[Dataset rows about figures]
━━━━

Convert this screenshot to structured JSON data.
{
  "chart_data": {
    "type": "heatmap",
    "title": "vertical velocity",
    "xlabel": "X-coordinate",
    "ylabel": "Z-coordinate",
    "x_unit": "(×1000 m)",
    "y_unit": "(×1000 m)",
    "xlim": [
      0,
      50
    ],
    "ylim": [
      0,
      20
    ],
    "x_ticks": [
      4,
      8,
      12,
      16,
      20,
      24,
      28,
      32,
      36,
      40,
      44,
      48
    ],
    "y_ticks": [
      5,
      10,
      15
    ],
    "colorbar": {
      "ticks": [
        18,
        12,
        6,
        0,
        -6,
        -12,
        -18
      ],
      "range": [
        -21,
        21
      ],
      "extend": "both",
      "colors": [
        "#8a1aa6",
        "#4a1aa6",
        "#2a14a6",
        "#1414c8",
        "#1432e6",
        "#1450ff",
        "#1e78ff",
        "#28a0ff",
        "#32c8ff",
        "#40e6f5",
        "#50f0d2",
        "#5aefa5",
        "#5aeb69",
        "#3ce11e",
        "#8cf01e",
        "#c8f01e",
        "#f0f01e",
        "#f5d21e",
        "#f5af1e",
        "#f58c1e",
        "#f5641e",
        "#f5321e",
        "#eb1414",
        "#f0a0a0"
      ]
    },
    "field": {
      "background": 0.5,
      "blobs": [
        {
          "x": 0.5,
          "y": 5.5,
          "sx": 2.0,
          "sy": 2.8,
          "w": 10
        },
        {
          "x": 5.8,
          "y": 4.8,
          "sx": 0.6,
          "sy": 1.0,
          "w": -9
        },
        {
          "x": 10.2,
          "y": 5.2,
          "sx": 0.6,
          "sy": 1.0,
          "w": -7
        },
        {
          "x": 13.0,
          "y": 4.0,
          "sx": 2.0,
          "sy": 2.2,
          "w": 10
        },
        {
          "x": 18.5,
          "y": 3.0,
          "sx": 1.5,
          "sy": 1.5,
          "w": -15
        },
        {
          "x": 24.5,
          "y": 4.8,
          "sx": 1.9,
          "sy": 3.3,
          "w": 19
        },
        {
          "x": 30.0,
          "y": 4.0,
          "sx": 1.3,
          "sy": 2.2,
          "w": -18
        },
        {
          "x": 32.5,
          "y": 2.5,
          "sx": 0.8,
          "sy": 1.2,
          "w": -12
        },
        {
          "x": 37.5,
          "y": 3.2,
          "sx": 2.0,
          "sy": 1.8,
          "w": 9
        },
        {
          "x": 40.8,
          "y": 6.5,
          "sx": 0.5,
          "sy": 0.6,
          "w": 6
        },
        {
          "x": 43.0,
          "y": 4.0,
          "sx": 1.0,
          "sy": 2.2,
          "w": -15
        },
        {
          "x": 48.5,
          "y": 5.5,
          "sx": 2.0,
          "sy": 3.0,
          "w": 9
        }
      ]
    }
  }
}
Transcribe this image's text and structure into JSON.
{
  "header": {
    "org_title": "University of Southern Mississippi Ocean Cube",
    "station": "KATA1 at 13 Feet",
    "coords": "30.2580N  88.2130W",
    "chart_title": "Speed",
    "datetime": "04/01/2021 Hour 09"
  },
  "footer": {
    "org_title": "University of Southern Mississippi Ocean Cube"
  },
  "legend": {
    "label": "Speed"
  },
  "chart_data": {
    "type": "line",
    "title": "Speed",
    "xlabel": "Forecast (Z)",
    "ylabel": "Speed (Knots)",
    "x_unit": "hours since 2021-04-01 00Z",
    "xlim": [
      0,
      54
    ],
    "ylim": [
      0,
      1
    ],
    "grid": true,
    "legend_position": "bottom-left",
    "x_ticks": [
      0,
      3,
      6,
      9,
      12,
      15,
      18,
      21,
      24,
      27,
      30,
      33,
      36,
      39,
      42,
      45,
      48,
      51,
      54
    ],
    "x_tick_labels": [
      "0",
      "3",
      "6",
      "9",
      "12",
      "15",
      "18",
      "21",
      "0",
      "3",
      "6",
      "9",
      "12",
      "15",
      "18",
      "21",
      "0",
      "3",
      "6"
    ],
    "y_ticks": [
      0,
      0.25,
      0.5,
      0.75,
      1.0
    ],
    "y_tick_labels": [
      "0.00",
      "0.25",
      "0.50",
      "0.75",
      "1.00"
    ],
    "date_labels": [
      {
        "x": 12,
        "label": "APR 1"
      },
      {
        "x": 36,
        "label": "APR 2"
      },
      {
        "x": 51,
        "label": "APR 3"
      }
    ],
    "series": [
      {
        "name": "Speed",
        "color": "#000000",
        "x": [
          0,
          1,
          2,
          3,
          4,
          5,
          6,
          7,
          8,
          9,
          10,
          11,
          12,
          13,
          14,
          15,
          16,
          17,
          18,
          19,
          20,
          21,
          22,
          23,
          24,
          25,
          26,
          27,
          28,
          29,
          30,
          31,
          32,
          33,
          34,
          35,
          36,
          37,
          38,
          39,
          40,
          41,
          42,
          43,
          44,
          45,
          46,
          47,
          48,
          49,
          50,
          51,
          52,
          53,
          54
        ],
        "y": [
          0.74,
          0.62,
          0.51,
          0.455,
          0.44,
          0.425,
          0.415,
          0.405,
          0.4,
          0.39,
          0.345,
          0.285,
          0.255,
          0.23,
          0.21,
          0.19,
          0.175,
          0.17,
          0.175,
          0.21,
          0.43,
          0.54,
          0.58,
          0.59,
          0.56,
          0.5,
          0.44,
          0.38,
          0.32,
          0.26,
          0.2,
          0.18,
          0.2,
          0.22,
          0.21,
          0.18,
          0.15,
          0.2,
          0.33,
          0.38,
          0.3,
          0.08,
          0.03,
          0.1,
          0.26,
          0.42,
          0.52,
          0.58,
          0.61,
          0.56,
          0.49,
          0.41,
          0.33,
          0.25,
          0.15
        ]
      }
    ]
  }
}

━━━━

### Prompt
Reproduce the material above exactly; please quote every line of it.

### Response to the exercise
Convert this screenshot to structured JSON data.
{
  "chart_data": {
    "type": "heatmap",
    "title": "vertical velocity",
    "xlabel": "X-coordinate",
    "ylabel": "Z-coordinate",
    "x_unit": "(×1000 m)",
    "y_unit": "(×1000 m)",
    "xlim": [
      0,
      50
    ],
    "ylim": [
      0,
      20
    ],
    "x_ticks": [
      4,
      8,
      12,
      16,
      20,
      24,
      28,
      32,
      36,
      40,
      44,
      48
    ],
    "y_ticks": [
      5,
      10,
      15
    ],
    "colorbar": {
      "ticks": [
        18,
        12,
        6,
        0,
        -6,
        -12,
        -18
      ],
      "range": [
        -21,
        21
      ],
      "extend": "both",
      "colors": [
        "#8a1aa6",
        "#4a1aa6",
        "#2a14a6",
        "#1414c8",
        "#1432e6",
        "#1450ff",
        "#1e78ff",
        "#28a0ff",
        "#32c8ff",
        "#40e6f5",
        "#50f0d2",
        "#5aefa5",
        "#5aeb69",
        "#3ce11e",
        "#8cf01e",
        "#c8f01e",
        "#f0f01e",
        "#f5d21e",
        "#f5af1e",
        "#f58c1e",
        "#f5641e",
        "#f5321e",
        "#eb1414",
        "#f0a0a0"
      ]
    },
    "field": {
      "background": 0.5,
      "blobs": [
        {
          "x": 0.5,
          "y": 5.5,
          "sx": 2.0,
          "sy": 2.8,
          "w": 10
        },
        {
          "x": 5.8,
          "y": 4.8,
          "sx": 0.6,
          "sy": 1.0,
          "w": -9
        },
        {
          "x": 10.2,
          "y": 5.2,
          "sx": 0.6,
          "sy": 1.0,
          "w": -7
        },
        {
          "x": 13.0,
          "y": 4.0,
          "sx": 2.0,
          "sy": 2.2,
          "w": 10
        },
        {
          "x": 18.5,
          "y": 3.0,
          "sx": 1.5,
          "sy": 1.5,
          "w": -15
        },
        {
          "x": 24.5,
          "y": 4.8,
          "sx": 1.9,
          "sy": 3.3,
          "w": 19
        },
        {
          "x": 30.0,
          "y": 4.0,
          "sx": 1.3,
          "sy": 2.2,
          "w": -18
        },
        {
          "x": 32.5,
          "y": 2.5,
          "sx": 0.8,
          "sy": 1.2,
          "w": -12
        },
        {
          "x": 37.5,
          "y": 3.2,
          "sx": 2.0,
          "sy": 1.8,
          "w": 9
        },
        {
          "x": 40.8,
          "y": 6.5,
          "sx": 0.5,
          "sy": 0.6,
          "w": 6
        },
        {
          "x": 43.0,
          "y": 4.0,
          "sx": 1.0,
          "sy": 2.2,
          "w": -15
        },
        {
          "x": 48.5,
          "y": 5.5,
          "sx": 2.0,
          "sy": 3.0,
          "w": 9
        }
      ]
    }
  }
}
Transcribe this image's text and structure into JSON.
{
  "header": {
    "org_title": "University of Southern Mississippi Ocean Cube",
    "station": "KATA1 at 13 Feet",
    "coords": "30.2580N  88.2130W",
    "chart_title": "Speed",
    "datetime": "04/01/2021 Hour 09"
  },
  "footer": {
    "org_title": "University of Southern Mississippi Ocean Cube"
  },
  "legend": {
    "label": "Speed"
  },
  "chart_data": {
    "type": "line",
    "title": "Speed",
    "xlabel": "Forecast (Z)",
    "ylabel": "Speed (Knots)",
    "x_unit": "hours since 2021-04-01 00Z",
    "xlim": [
      0,
      54
    ],
    "ylim": [
      0,
      1
    ],
    "grid": true,
    "legend_position": "bottom-left",
    "x_ticks": [
      0,
      3,
      6,
      9,
      12,
      15,
      18,
      21,
      24,
      27,
      30,
      33,
      36,
      39,
      42,
      45,
      48,
      51,
      54
    ],
    "x_tick_labels": [
      "0",
      "3",
      "6",
      "9",
      "12",
      "15",
      "18",
      "21",
      "0",
      "3",
      "6",
      "9",
      "12",
      "15",
      "18",
      "21",
      "0",
      "3",
      "6"
    ],
    "y_ticks": [
      0,
      0.25,
      0.5,
      0.75,
      1.0
    ],
    "y_tick_labels": [
      "0.00",
      "0.25",
      "0.50",
      "0.75",
      "1.00"
    ],
    "date_labels": [
      {
        "x": 12,
        "label": "APR 1"
      },
      {
        "x": 36,
        "label": "APR 2"
      },
      {
        "x": 51,
        "label": "APR 3"
      }
    ],
    "series": [
      {
        "name": "Speed",
        "color": "#000000",
        "x": [
          0,
          1,
          2,
          3,
          4,
          5,
          6,
          7,
          8,
          9,
          10,
          11,
          12,
          13,
          14,
          15,
          16,
          17,
          18,
          19,
          20,
          21,
          22,
          23,
          24,
          25,
          26,
          27,
          28,
          29,
          30,
          31,
          32,
          33,
          34,
          35,
          36,
          37,
          38,
          39,
          40,
          41,
          42,
          43,
          44,
          45,
          46,
          47,
          48,
          49,
          50,
          51,
          52,
          53,
          54
        ],
        "y": [
          0.74,
          0.62,
          0.51,
          0.455,
          0.44,
          0.425,
          0.415,
          0.405,
          0.4,
          0.39,
          0.345,
          0.285,
          0.255,
          0.23,
          0.21,
          0.19,
          0.175,
          0.17,
          0.175,
          0.21,
          0.43,
          0.54,
          0.58,
          0.59,
          0.56,
          0.5,
          0.44,
          0.38,
          0.32,
          0.26,
          0.2,
          0.18,
          0.2,
          0.22,
          0.21,
          0.18,
          0.15,
          0.2,
          0.33,
          0.38,
          0.3,
          0.08,
          0.03,
          0.1,
          0.26,
          0.42,
          0.52,
          0.58,
          0.61,
          0.56,
          0.49,
          0.41,
          0.33,
          0.25,
          0.15
        ]
      }
    ]
  }
}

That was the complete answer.